- [Description of the task]: Set the data down again so that every line matches exactly.

- [Data for this task]:

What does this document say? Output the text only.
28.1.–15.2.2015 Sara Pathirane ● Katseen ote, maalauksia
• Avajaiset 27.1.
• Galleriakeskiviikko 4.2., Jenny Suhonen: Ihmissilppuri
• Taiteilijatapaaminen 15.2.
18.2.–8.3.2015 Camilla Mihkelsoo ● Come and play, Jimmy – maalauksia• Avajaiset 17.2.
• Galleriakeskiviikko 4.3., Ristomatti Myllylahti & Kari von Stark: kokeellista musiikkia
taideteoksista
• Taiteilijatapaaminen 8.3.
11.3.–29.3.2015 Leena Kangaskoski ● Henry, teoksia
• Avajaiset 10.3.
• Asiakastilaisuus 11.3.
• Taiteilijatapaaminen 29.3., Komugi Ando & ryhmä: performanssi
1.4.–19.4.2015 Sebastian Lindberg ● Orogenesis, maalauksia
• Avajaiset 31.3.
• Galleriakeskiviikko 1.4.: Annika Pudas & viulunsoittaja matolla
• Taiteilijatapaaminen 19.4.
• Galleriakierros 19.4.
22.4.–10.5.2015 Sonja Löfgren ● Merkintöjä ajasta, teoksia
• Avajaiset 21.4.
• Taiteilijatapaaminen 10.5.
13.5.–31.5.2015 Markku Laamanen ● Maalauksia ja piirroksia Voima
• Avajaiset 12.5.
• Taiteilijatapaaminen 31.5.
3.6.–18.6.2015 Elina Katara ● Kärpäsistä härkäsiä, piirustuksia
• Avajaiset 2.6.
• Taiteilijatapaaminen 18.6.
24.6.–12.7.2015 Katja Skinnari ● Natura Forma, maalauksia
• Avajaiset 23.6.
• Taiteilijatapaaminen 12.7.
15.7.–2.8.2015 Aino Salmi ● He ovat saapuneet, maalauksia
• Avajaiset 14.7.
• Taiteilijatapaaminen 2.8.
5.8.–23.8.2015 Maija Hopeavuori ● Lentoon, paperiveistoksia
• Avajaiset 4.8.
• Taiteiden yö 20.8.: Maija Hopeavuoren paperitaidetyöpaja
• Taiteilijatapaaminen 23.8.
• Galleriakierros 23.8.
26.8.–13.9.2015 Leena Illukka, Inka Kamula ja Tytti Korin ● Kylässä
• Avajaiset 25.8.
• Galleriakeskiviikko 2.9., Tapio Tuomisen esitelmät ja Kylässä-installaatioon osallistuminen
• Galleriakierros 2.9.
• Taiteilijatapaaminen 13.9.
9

- [Task result]:
What does this document say? Output the text only.
28.1.–15.2.2015 Sara Pathirane ● Katseen ote, maalauksia
• Avajaiset 27.1.
• Galleriakeskiviikko 4.2., Jenny Suhonen: Ihmissilppuri
• Taiteilijatapaaminen 15.2.
18.2.–8.3.2015 Camilla Mihkelsoo ● Come and play, Jimmy – maalauksia• Avajaiset 17.2.
• Galleriakeskiviikko 4.3., Ristomatti Myllylahti & Kari von Stark: kokeellista musiikkia
taideteoksista
• Taiteilijatapaaminen 8.3.
11.3.–29.3.2015 Leena Kangaskoski ● Henry, teoksia
• Avajaiset 10.3.
• Asiakastilaisuus 11.3.
• Taiteilijatapaaminen 29.3., Komugi Ando & ryhmä: performanssi
1.4.–19.4.2015 Sebastian Lindberg ● Orogenesis, maalauksia
• Avajaiset 31.3.
• Galleriakeskiviikko 1.4.: Annika Pudas & viulunsoittaja matolla
• Taiteilijatapaaminen 19.4.
• Galleriakierros 19.4.
22.4.–10.5.2015 Sonja Löfgren ● Merkintöjä ajasta, teoksia
• Avajaiset 21.4.
• Taiteilijatapaaminen 10.5.
13.5.–31.5.2015 Markku Laamanen ● Maalauksia ja piirroksia Voima
• Avajaiset 12.5.
• Taiteilijatapaaminen 31.5.
3.6.–18.6.2015 Elina Katara ● Kärpäsistä härkäsiä, piirustuksia
• Avajaiset 2.6.
• Taiteilijatapaaminen 18.6.
24.6.–12.7.2015 Katja Skinnari ● Natura Forma, maalauksia
• Avajaiset 23.6.
• Taiteilijatapaaminen 12.7.
15.7.–2.8.2015 Aino Salmi ● He ovat saapuneet, maalauksia
• Avajaiset 14.7.
• Taiteilijatapaaminen 2.8.
5.8.–23.8.2015 Maija Hopeavuori ● Lentoon, paperiveistoksia
• Avajaiset 4.8.
• Taiteiden yö 20.8.: Maija Hopeavuoren paperitaidetyöpaja
• Taiteilijatapaaminen 23.8.
• Galleriakierros 23.8.
26.8.–13.9.2015 Leena Illukka, Inka Kamula ja Tytti Korin ● Kylässä
• Avajaiset 25.8.
• Galleriakeskiviikko 2.9., Tapio Tuomisen esitelmät ja Kylässä-installaatioon osallistuminen
• Galleriakierros 2.9.
• Taiteilijatapaaminen 13.9.
9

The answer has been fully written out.